▸ Work to be completed
Print the passage on Jindal Stainless's volume guidance, everything from "Jindal Stainless cuts" down to "growth in volumes.".

▸ Text passage
*****

Jindal Stainless cuts its volume growth guidance again
Jindal Stainless, India's largest stainless steel producer, has reduced its volume growth guidance to 10% for the current fiscal due to a sluggish export market. The company's consolidated profit for the December quarter fell over 5% to ₹654 crore...
The company now sees growth for the current fiscal at around 10%, down from the 15% it had guided for in the previous quarter. At the start of the fiscal, the company had estimated a 20% growth in volumes.
“Definitely US and Europe has slowed down significantly for us, and whatever exports we were able to do, were in the remaining geographies,” managing director Abhyuday Jindal said on Wednesday. Volume growth between April and December has been close to 8%, of which 86% was from the domestic markets.

*****

▸ Provided information
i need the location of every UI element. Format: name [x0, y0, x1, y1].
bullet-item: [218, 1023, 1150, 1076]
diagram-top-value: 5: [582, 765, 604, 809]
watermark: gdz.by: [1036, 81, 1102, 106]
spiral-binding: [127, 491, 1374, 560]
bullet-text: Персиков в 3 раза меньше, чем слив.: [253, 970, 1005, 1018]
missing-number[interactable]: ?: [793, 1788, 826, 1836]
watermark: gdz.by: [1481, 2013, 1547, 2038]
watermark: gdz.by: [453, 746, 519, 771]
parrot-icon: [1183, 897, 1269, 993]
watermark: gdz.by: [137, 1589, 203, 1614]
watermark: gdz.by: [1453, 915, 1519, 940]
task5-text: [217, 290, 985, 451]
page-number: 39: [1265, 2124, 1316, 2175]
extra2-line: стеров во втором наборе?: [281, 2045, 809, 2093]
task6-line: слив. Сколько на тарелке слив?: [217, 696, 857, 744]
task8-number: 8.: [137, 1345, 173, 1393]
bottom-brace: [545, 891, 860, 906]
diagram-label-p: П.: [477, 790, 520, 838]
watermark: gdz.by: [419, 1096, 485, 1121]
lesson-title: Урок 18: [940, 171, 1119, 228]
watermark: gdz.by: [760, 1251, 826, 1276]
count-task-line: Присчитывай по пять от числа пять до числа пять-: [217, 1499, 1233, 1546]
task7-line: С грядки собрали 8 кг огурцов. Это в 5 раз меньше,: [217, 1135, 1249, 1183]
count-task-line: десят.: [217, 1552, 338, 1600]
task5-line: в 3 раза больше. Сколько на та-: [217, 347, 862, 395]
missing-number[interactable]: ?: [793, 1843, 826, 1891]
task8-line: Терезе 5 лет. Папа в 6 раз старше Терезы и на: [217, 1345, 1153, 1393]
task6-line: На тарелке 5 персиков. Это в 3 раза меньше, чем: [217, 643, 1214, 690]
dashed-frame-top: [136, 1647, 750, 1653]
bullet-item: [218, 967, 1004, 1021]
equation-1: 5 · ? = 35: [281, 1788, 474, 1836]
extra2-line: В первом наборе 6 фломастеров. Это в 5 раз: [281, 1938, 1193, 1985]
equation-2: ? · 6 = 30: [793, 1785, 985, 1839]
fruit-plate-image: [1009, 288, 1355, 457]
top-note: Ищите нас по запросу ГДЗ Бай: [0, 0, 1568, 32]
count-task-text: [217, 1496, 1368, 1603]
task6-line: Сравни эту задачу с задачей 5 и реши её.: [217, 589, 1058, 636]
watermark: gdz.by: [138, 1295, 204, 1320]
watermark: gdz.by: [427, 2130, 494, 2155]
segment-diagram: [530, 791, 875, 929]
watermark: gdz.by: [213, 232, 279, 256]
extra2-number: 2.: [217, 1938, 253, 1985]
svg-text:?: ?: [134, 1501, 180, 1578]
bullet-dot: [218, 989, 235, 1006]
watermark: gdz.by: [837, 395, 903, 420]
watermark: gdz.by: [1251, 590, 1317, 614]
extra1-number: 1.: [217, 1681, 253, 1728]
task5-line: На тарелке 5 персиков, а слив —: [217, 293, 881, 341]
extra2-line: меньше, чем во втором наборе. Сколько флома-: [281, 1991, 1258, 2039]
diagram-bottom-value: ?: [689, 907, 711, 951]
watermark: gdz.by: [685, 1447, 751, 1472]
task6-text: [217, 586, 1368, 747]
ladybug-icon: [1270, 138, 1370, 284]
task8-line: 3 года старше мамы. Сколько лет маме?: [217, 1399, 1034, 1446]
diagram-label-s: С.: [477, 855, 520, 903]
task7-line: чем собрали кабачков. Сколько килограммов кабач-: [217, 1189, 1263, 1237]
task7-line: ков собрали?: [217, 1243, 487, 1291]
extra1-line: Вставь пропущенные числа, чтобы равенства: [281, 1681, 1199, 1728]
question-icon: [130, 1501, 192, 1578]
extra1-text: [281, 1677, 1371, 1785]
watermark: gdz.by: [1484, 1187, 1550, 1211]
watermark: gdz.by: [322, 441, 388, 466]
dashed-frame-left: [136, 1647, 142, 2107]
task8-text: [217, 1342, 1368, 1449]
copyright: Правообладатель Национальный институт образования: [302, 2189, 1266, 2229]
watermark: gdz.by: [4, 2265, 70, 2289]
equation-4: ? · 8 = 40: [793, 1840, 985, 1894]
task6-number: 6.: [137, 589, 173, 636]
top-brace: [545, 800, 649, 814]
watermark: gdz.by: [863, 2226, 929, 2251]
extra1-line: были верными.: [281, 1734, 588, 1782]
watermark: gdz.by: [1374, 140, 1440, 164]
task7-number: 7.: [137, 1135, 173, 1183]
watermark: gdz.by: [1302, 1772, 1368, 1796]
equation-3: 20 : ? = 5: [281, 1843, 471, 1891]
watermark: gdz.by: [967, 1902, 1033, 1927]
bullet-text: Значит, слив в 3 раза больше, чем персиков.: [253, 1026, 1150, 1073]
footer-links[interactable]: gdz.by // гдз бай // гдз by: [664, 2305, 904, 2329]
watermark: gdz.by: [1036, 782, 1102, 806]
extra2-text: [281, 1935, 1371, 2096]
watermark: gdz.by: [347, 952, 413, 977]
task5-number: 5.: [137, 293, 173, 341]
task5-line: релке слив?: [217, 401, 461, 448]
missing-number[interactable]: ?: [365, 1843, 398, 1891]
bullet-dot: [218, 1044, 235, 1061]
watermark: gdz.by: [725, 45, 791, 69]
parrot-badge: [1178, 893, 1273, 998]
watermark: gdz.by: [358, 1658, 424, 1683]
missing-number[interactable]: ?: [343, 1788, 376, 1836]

*****

▸ Task answer
Jindal Stainless cuts its volume growth guidance again
Jindal Stainless, India's largest stainless steel producer, has reduced its volume growth guidance to 10% for the current fiscal due to a sluggish export market. The company's consolidated profit for the December quarter fell over 5% to ₹654 crore...
The company now sees growth for the current fiscal at around 10%, down from the 15% it had guided for in the previous quarter. At the start of the fiscal, the company had estimated a 20% growth in volumes.